Exercise details:
Write each line out exactly, leaving none out.

Exercise inputs:

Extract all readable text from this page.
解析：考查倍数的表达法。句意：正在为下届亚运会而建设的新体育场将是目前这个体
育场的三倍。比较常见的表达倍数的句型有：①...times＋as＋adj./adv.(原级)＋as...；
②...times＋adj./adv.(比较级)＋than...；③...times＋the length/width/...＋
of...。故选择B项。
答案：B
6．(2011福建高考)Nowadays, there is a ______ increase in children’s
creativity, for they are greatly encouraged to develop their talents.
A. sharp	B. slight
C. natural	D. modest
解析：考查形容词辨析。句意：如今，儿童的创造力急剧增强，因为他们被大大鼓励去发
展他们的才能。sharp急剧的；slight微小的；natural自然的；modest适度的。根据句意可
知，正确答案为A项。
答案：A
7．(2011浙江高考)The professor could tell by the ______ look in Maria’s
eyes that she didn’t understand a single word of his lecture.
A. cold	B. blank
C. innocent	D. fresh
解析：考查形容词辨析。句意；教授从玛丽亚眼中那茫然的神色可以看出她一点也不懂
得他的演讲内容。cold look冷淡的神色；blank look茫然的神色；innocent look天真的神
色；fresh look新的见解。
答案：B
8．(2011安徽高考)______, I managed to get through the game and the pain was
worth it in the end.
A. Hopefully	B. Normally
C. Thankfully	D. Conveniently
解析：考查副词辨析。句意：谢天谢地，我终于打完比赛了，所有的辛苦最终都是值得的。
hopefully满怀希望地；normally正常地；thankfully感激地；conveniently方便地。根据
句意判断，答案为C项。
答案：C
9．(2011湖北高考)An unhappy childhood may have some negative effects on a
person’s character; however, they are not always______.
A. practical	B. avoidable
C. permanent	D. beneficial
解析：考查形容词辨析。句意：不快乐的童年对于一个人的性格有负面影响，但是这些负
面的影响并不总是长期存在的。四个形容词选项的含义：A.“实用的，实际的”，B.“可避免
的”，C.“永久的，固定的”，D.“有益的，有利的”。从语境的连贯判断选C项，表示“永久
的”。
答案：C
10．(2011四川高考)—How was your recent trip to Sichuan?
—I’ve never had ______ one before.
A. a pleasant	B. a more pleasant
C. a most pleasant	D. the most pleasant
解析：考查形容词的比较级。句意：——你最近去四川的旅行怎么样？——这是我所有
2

Result:
Extract all readable text from this page.
解析：考查倍数的表达法。句意：正在为下届亚运会而建设的新体育场将是目前这个体
育场的三倍。比较常见的表达倍数的句型有：①...times＋as＋adj./adv.(原级)＋as...；
②...times＋adj./adv.(比较级)＋than...；③...times＋the length/width/...＋
of...。故选择B项。
答案：B
6．(2011福建高考)Nowadays, there is a ______ increase in children’s
creativity, for they are greatly encouraged to develop their talents.
A. sharp	B. slight
C. natural	D. modest
解析：考查形容词辨析。句意：如今，儿童的创造力急剧增强，因为他们被大大鼓励去发
展他们的才能。sharp急剧的；slight微小的；natural自然的；modest适度的。根据句意可
知，正确答案为A项。
答案：A
7．(2011浙江高考)The professor could tell by the ______ look in Maria’s
eyes that she didn’t understand a single word of his lecture.
A. cold	B. blank
C. innocent	D. fresh
解析：考查形容词辨析。句意；教授从玛丽亚眼中那茫然的神色可以看出她一点也不懂
得他的演讲内容。cold look冷淡的神色；blank look茫然的神色；innocent look天真的神
色；fresh look新的见解。
答案：B
8．(2011安徽高考)______, I managed to get through the game and the pain was
worth it in the end.
A. Hopefully	B. Normally
C. Thankfully	D. Conveniently
解析：考查副词辨析。句意：谢天谢地，我终于打完比赛了，所有的辛苦最终都是值得的。
hopefully满怀希望地；normally正常地；thankfully感激地；conveniently方便地。根据
句意判断，答案为C项。
答案：C
9．(2011湖北高考)An unhappy childhood may have some negative effects on a
person’s character; however, they are not always______.
A. practical	B. avoidable
C. permanent	D. beneficial
解析：考查形容词辨析。句意：不快乐的童年对于一个人的性格有负面影响，但是这些负
面的影响并不总是长期存在的。四个形容词选项的含义：A.“实用的，实际的”，B.“可避免
的”，C.“永久的，固定的”，D.“有益的，有利的”。从语境的连贯判断选C项，表示“永久
的”。
答案：C
10．(2011四川高考)—How was your recent trip to Sichuan?
—I’ve never had ______ one before.
A. a pleasant	B. a more pleasant
C. a most pleasant	D. the most pleasant
解析：考查形容词的比较级。句意：——你最近去四川的旅行怎么样？——这是我所有
2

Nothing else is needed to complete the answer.